Michéa concède justement une part de libéralisme (culturel) dans le domaine culturel, à propos de la liberté éditoriale (L'Empire du moindre mal (Essai sur la civilisation libérale, 2007, p. 202).

 

Le libéralisme dominant, c'est celui qui estime que la liberté s'arrête où commence celle de l'autre, au lieu de penser que les libertés s'arrêtent ensemble (et donc également) (Jean-Paul Jouary, Rousseau citoyen du futur p. 58).

 

Le pays puissant, fort de sa puissance, prône plus de libéralisme, et démolit toutes les structures qui le consolide, jusqu’à ôter quelque pièce maîtresse qui le fait se démolir.

※

● **La consigne**
Poursuivez, s'il vous plaît, l'extrait sur le libéralisme ci-dessus, en reprenant juste après sa dernière phrase.

● **Données sources**
※

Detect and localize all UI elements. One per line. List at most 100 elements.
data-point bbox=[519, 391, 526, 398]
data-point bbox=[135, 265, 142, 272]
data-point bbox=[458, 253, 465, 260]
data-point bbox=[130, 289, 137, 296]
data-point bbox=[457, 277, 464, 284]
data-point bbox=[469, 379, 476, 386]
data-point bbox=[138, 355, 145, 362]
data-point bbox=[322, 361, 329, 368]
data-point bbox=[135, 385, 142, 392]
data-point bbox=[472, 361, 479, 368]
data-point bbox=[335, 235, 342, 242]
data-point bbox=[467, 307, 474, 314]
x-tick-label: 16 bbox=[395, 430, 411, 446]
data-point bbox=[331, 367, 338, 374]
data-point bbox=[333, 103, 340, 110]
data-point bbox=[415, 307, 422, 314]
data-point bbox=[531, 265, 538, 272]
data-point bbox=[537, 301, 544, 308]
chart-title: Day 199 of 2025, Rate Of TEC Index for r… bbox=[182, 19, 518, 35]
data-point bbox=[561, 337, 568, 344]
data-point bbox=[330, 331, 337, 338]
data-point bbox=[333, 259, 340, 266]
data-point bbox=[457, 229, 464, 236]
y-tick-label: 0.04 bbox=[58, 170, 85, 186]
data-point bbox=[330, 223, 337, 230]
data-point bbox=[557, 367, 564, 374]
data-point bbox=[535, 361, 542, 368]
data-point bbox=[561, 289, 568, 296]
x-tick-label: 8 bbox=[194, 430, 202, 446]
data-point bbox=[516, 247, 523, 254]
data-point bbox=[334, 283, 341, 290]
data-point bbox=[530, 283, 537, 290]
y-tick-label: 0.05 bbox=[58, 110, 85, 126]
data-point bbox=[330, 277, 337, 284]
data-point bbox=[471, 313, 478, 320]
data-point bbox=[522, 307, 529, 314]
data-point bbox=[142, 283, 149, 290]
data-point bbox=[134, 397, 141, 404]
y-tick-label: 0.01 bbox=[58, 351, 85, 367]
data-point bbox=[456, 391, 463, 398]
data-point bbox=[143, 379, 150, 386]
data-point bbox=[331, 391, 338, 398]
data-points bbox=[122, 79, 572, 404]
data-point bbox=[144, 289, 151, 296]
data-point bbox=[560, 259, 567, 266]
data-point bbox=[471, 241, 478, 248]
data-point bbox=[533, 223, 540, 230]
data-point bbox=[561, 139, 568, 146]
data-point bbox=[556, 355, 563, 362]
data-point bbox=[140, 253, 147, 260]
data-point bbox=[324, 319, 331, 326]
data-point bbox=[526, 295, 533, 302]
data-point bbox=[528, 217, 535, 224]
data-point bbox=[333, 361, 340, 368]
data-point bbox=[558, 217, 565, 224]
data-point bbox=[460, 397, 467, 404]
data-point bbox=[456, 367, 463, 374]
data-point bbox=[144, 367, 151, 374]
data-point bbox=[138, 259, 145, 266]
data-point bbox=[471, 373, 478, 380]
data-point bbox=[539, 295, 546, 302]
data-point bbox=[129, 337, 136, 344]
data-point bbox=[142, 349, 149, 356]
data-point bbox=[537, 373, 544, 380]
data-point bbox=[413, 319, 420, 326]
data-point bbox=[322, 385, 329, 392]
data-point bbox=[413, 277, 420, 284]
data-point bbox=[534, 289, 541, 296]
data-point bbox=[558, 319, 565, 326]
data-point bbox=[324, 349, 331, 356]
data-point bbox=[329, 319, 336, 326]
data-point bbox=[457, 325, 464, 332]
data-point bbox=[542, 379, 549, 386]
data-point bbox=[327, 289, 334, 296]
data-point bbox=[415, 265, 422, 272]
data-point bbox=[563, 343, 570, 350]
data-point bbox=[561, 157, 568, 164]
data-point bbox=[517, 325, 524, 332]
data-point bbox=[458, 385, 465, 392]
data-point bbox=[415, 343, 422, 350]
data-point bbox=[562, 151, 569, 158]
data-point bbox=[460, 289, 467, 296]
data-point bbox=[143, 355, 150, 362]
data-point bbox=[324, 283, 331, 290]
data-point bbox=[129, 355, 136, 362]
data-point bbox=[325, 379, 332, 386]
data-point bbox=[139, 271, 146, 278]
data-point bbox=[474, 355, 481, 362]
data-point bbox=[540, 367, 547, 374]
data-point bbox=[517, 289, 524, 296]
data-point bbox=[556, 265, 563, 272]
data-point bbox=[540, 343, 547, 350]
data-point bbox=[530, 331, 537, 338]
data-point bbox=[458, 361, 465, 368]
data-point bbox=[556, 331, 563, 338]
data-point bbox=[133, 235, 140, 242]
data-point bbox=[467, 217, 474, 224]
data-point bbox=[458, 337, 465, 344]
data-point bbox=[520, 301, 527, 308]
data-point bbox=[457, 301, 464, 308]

※

● **Résultat produit**
Le moment Minsky : « lorsque tout va bien, on dérégule parce qu’on se sent fort, on pense qu’on est dans une ère de stabilité qui est liée aux réformes qu’on a conduites, qu’on est plus intelligent que les autres, que la génération précédente et que la suivante, et donc il y a une grande confiance en soi qui s’installe, et on démonte donc les régulations conçues comme les facteurs qui nous empêchent d’aller encore mieux que mieux, et puis, à force d’enlever toutes les pièces qui tenaient l’édifice, il arrive un moment où on enlève la pièce maitresse, et tout s’écroule » (Xavier Timbeau http://fr.wikipedia.org/wiki/Hyman_Minsky#Th.C3.A9ories

 

 

L’ultralibéralisme, c’est la loi de la jungle, la liberté du renard et des poules dans le poulailler.

La chasse aux subventions publiques/d’État fait partie de ce libéralisme : les grandes firmes agissent en lobbying afin d’établir ces subventions, et ont les services juridiques afin de les obtenir et en profiter, ce que ne peuvent faire les plus petites.

 

Le libéralisme dans la politique, c’est la compétition, l’élection (c’est-à-dire une aristocratie), et une oligarchie, une inégalité.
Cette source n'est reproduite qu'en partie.